> Input:
○ ○ ○ ○ ○ ○ ○

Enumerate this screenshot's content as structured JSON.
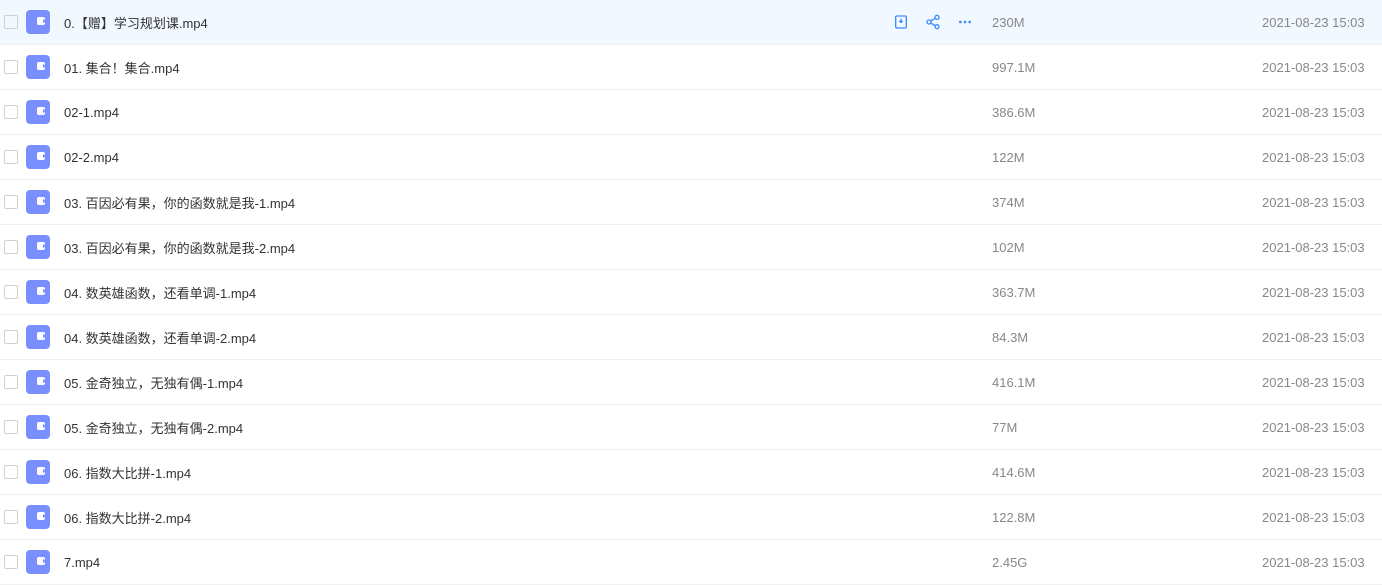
{
  "files": [
    {
      "name": "0.【赠】学习规划课.mp4",
      "size": "230M",
      "date": "2021-08-23 15:03"
    },
    {
      "name": "01. 集合！集合.mp4",
      "size": "997.1M",
      "date": "2021-08-23 15:03"
    },
    {
      "name": "02-1.mp4",
      "size": "386.6M",
      "date": "2021-08-23 15:03"
    },
    {
      "name": "02-2.mp4",
      "size": "122M",
      "date": "2021-08-23 15:03"
    },
    {
      "name": "03. 百因必有果，你的函数就是我-1.mp4",
      "size": "374M",
      "date": "2021-08-23 15:03"
    },
    {
      "name": "03. 百因必有果，你的函数就是我-2.mp4",
      "size": "102M",
      "date": "2021-08-23 15:03"
    },
    {
      "name": "04. 数英雄函数，还看单调-1.mp4",
      "size": "363.7M",
      "date": "2021-08-23 15:03"
    },
    {
      "name": "04. 数英雄函数，还看单调-2.mp4",
      "size": "84.3M",
      "date": "2021-08-23 15:03"
    },
    {
      "name": "05. 金奇独立，无独有偶-1.mp4",
      "size": "416.1M",
      "date": "2021-08-23 15:03"
    },
    {
      "name": "05. 金奇独立，无独有偶-2.mp4",
      "size": "77M",
      "date": "2021-08-23 15:03"
    },
    {
      "name": "06. 指数大比拼-1.mp4",
      "size": "414.6M",
      "date": "2021-08-23 15:03"
    },
    {
      "name": "06. 指数大比拼-2.mp4",
      "size": "122.8M",
      "date": "2021-08-23 15:03"
    },
    {
      "name": "7.mp4",
      "size": "2.45G",
      "date": "2021-08-23 15:03"
    }
  ]
}
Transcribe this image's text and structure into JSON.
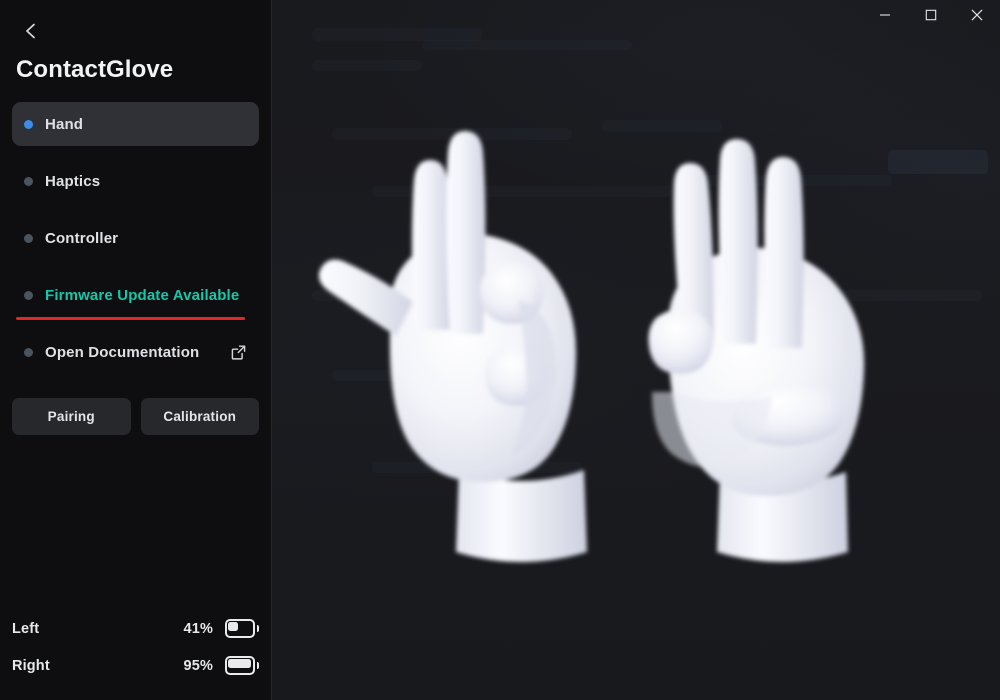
{
  "window": {
    "title": "ContactGlove",
    "controls": [
      {
        "name": "minimize",
        "glyph": "minimize-icon",
        "label": "Minimize"
      },
      {
        "name": "maximize",
        "glyph": "maximize-icon",
        "label": "Maximize"
      },
      {
        "name": "close",
        "glyph": "close-icon",
        "label": "Close"
      }
    ]
  },
  "sidebar": {
    "back_label": "Back",
    "title": "ContactGlove",
    "items": [
      {
        "label": "Hand",
        "active": true,
        "dot": "#3b8dea",
        "accent": "#dfe1e5",
        "external": false,
        "underline": false
      },
      {
        "label": "Haptics",
        "active": false,
        "dot": "#49545f",
        "accent": "#dfe1e5",
        "external": false,
        "underline": false
      },
      {
        "label": "Controller",
        "active": false,
        "dot": "#49545f",
        "accent": "#dfe1e5",
        "external": false,
        "underline": false
      },
      {
        "label": "Firmware Update Available",
        "active": false,
        "dot": "#49545f",
        "accent": "#16c8a8",
        "external": false,
        "underline": true
      },
      {
        "label": "Open Documentation",
        "active": false,
        "dot": "#49545f",
        "accent": "#dfe1e5",
        "external": true,
        "underline": false
      }
    ],
    "buttons": [
      {
        "label": "Pairing"
      },
      {
        "label": "Calibration"
      }
    ],
    "batteries": [
      {
        "name": "Left",
        "percent_label": "41%",
        "percent": 41
      },
      {
        "name": "Right",
        "percent_label": "95%",
        "percent": 95
      }
    ]
  },
  "main": {
    "view": "hand-preview",
    "hands": [
      {
        "side": "left",
        "pose": "two-fingers-extended-thumb-out"
      },
      {
        "side": "right",
        "pose": "three-fingers-extended"
      }
    ]
  },
  "colors": {
    "sidebar_bg": "#0e0e11",
    "content_bg": "#1a1b1f",
    "active_item_bg": "#303137",
    "accent_blue": "#3b8dea",
    "accent_teal": "#16c8a8",
    "alert_red": "#e02828",
    "text_primary": "#dfe1e5",
    "glove_white": "#eceef5"
  }
}
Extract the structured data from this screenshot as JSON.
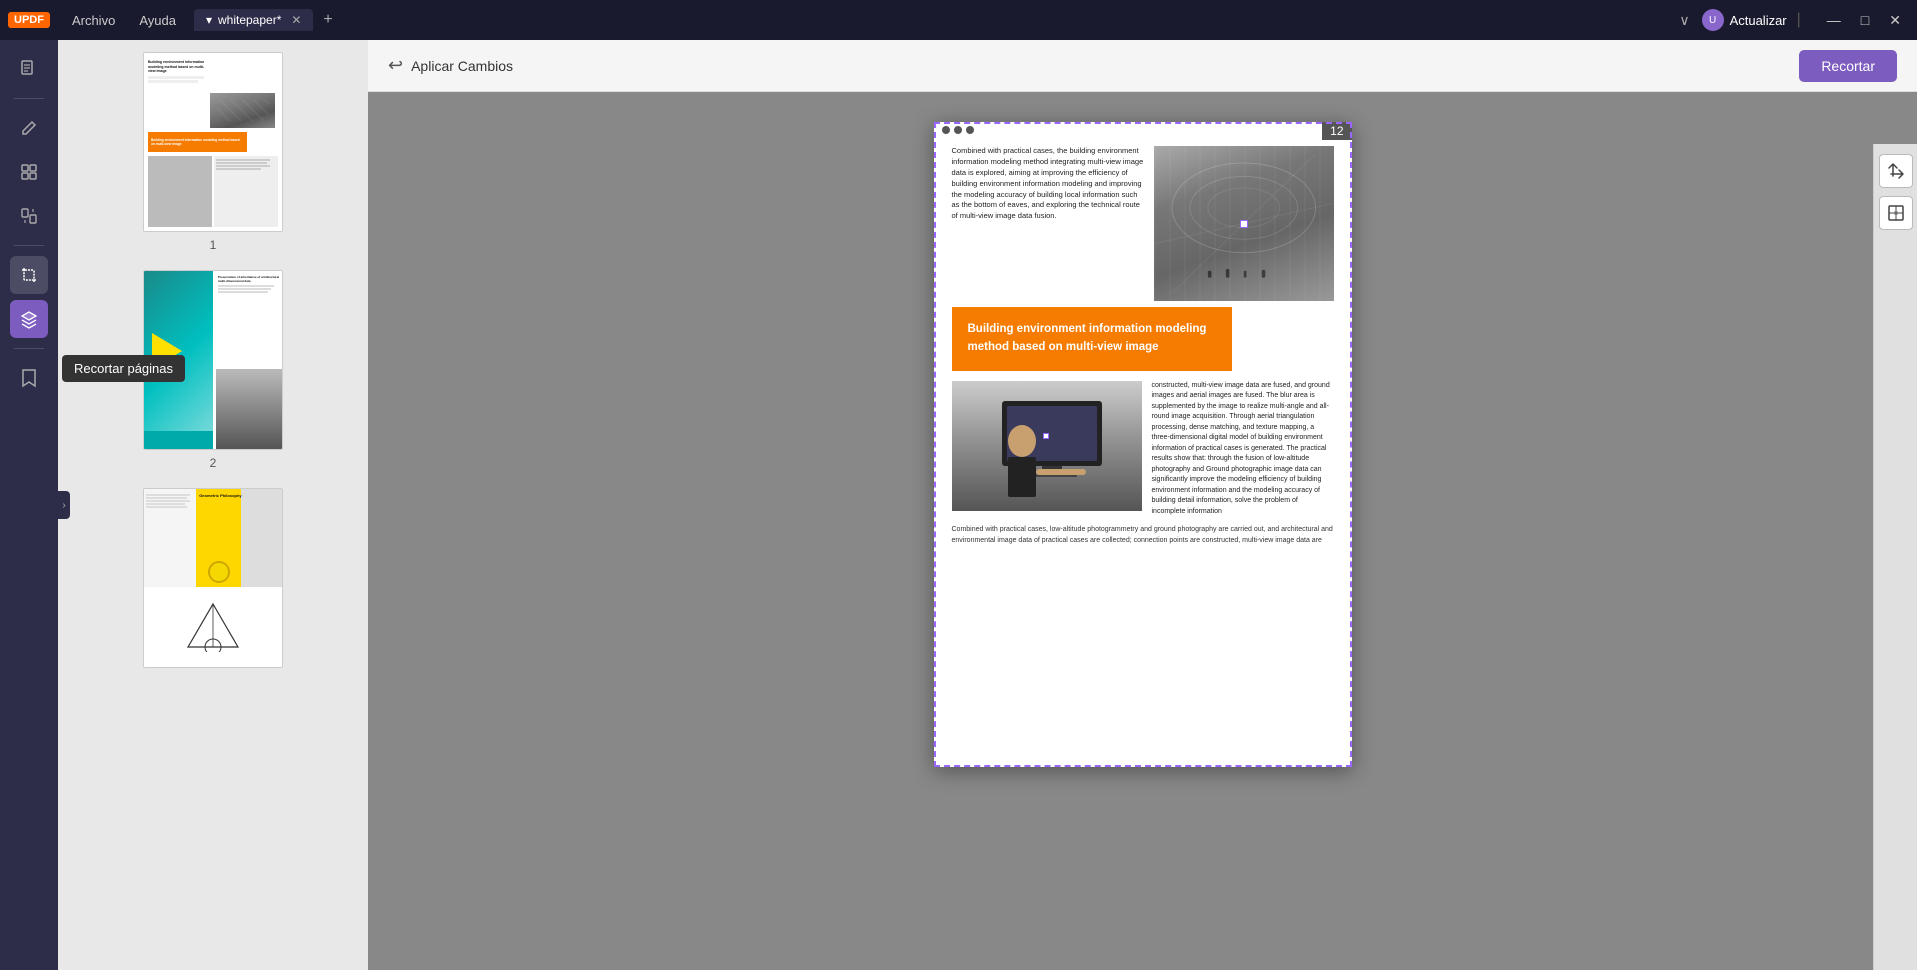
{
  "titlebar": {
    "logo": "UPDF",
    "menu_archivo": "Archivo",
    "menu_ayuda": "Ayuda",
    "tab_arrow": "▾",
    "tab_title": "whitepaper*",
    "tab_close": "✕",
    "tab_add": "+",
    "chevron": "∨",
    "user_label": "Actualizar",
    "minimize": "—",
    "maximize": "□",
    "close": "✕"
  },
  "toolbar": {
    "apply_label": "Aplicar Cambios",
    "recortar_label": "Recortar"
  },
  "tooltip": {
    "text": "Recortar páginas"
  },
  "thumbnails": [
    {
      "number": "1"
    },
    {
      "number": "2"
    },
    {
      "number": ""
    }
  ],
  "pdf_page": {
    "page_number": "12",
    "text_block": "Combined with practical cases, the building environment information modeling method integrating multi-view image data is explored, aiming at improving the efficiency of building environment information modeling and improving the modeling accuracy of building local information such as the bottom of eaves, and exploring the technical route of multi-view image data fusion.",
    "orange_banner": "Building environment information modeling method based on multi-view image",
    "bottom_right_text": "constructed, multi-view image data are fused, and ground images and aerial images are fused. The blur area is supplemented by the image to realize multi-angle and all-round image acquisition. Through aerial triangulation processing, dense matching, and texture mapping, a three-dimensional digital model of building environment information of practical cases is generated. The practical results show that: through the fusion of low-altitude photography and Ground photographic image data can significantly improve the modeling efficiency of building environment information and the modeling accuracy of building detail information, solve the problem of incomplete information",
    "bottom_left_text": "Combined with practical cases, low-altitude photogrammetry and ground photography are carried out, and architectural and environmental image data of practical cases are collected; connection points are constructed, multi-view image data are"
  },
  "page3_title": "Geometric Philosophy",
  "right_tools": [
    {
      "icon": "⊹",
      "label": "crop-tool-1"
    },
    {
      "icon": "⊡",
      "label": "crop-tool-2"
    }
  ],
  "left_tools": [
    {
      "icon": "📄",
      "label": "view-pages-tool"
    },
    {
      "icon": "✏️",
      "label": "edit-tool"
    },
    {
      "icon": "≡",
      "label": "organize-tool"
    },
    {
      "icon": "⊡",
      "label": "extract-tool"
    },
    {
      "icon": "⊕",
      "label": "convert-tool"
    },
    {
      "icon": "✂",
      "label": "crop-tool",
      "active": true
    },
    {
      "icon": "🔖",
      "label": "bookmark-tool"
    }
  ],
  "colors": {
    "orange": "#f57c00",
    "purple": "#7c5cbf",
    "dashed_border": "#9966ff",
    "toolbar_bg": "#2d2d4a",
    "page_bg": "white"
  }
}
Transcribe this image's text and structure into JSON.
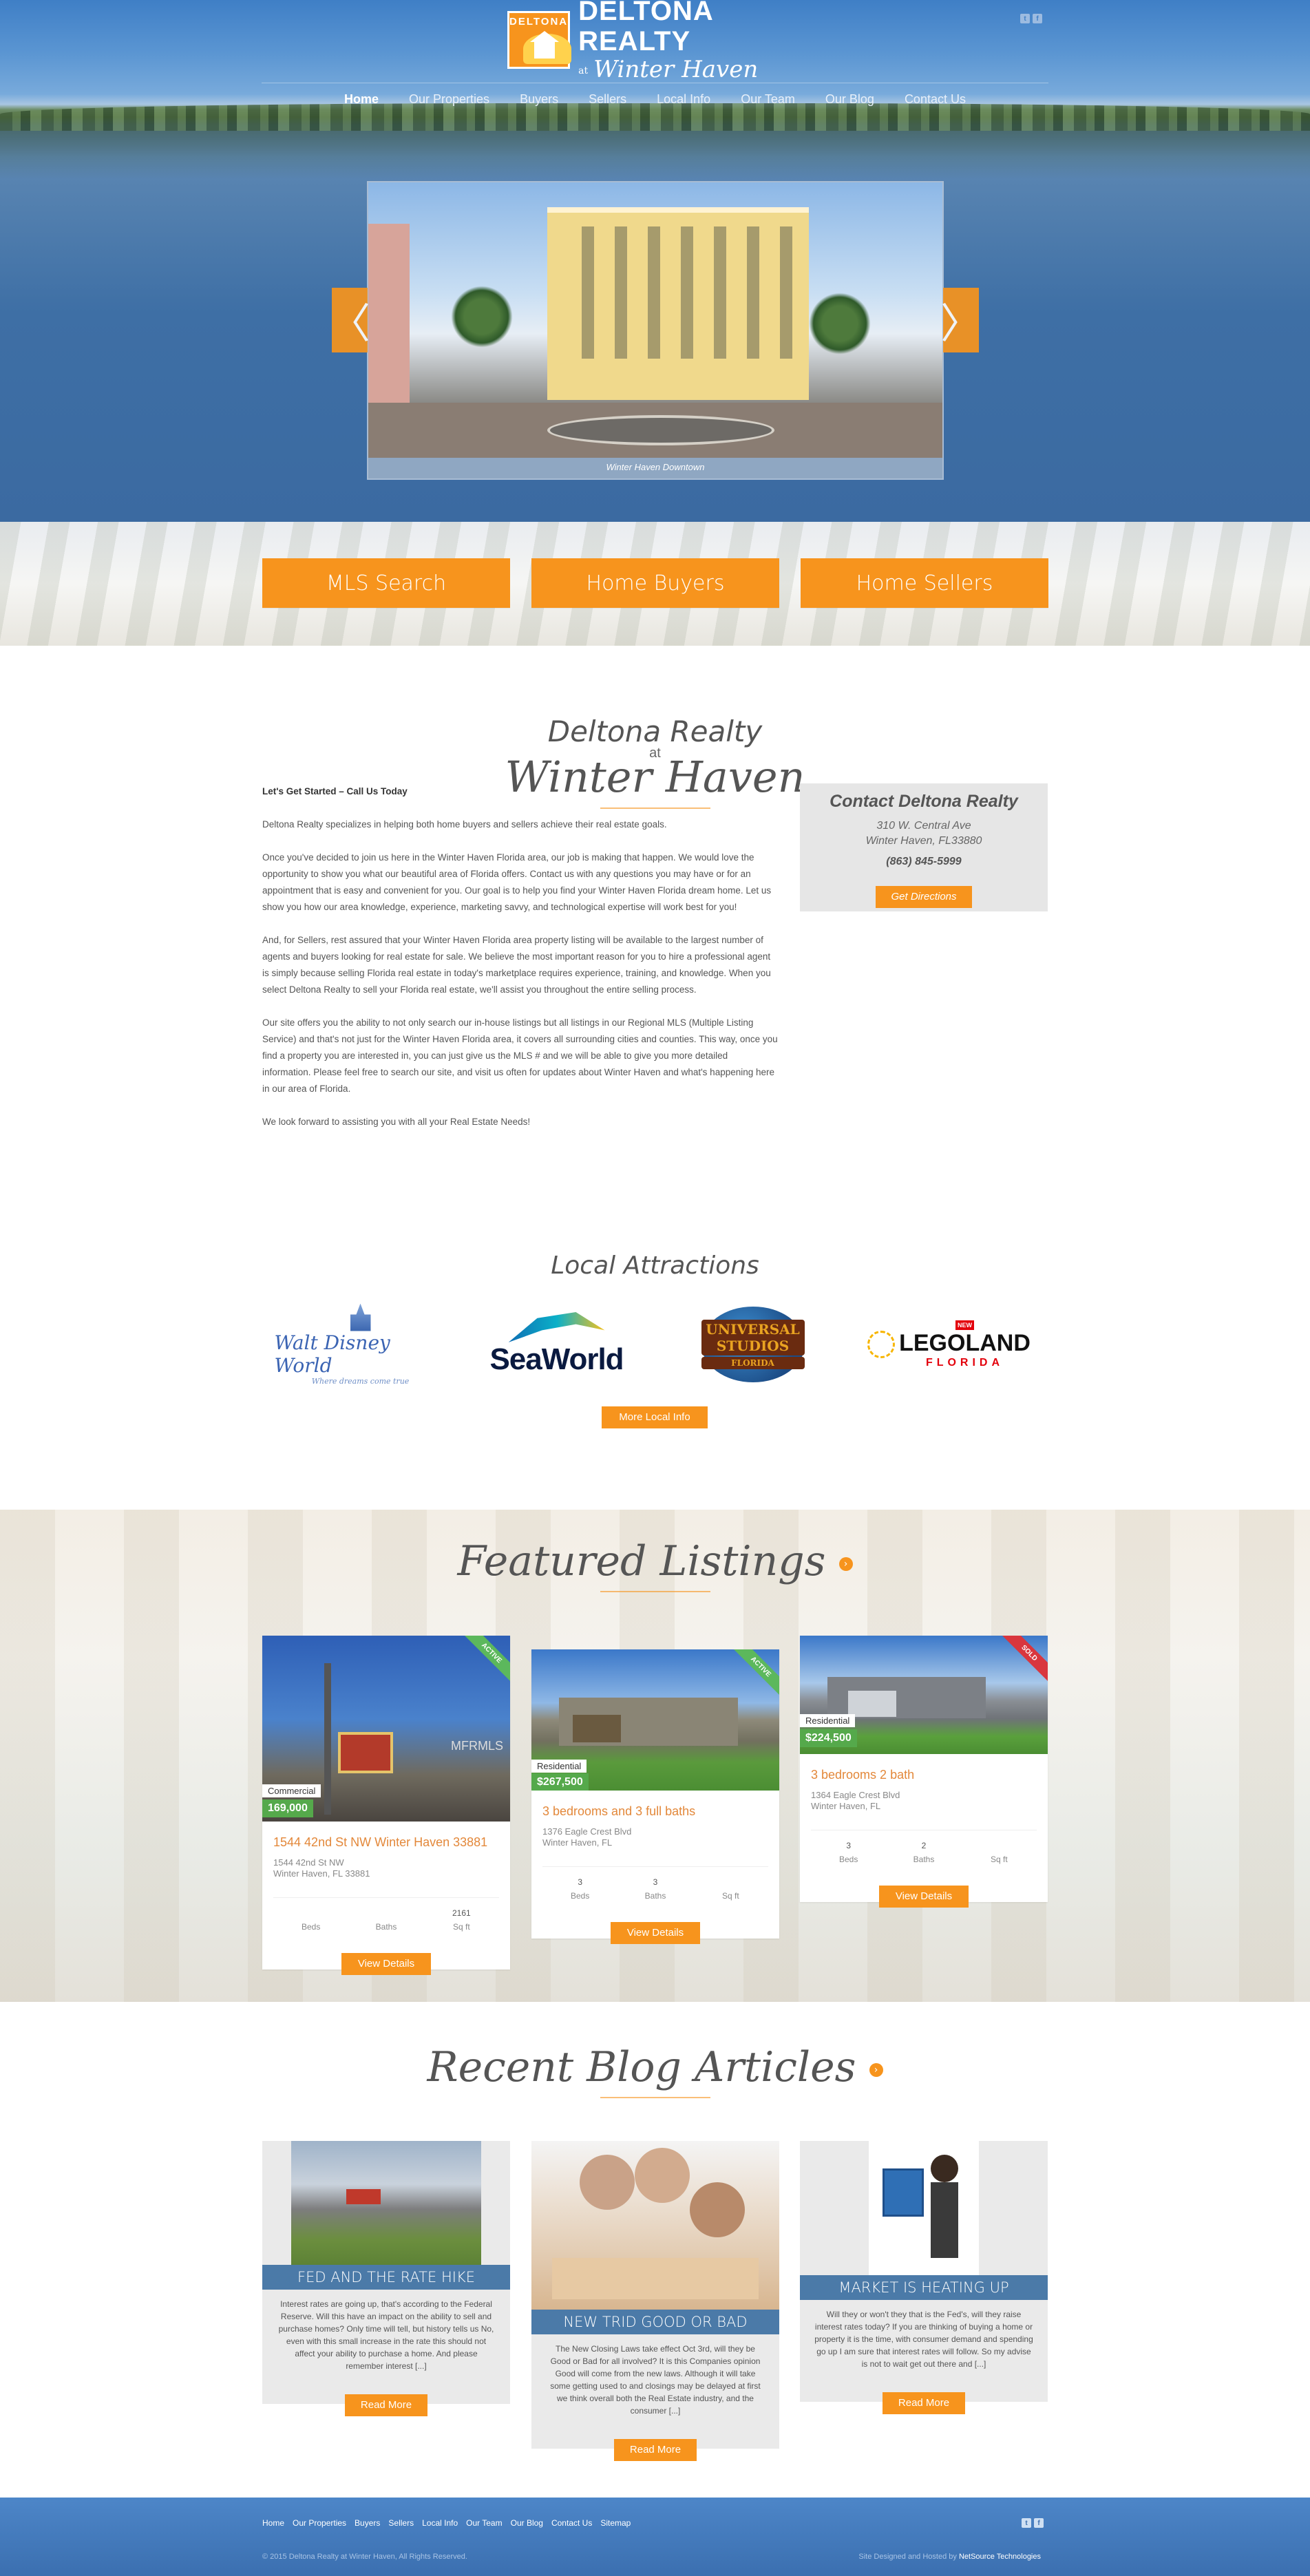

○ ○ ○ ○ ○ ○ ○

> What needs to be done:
Return each line with "无独有偶".

> Task solution:
      "name": "05. 金奇独立，无独有偶-1.mp4",
      "name": "05. 金奇独立，无独有偶-2.mp4",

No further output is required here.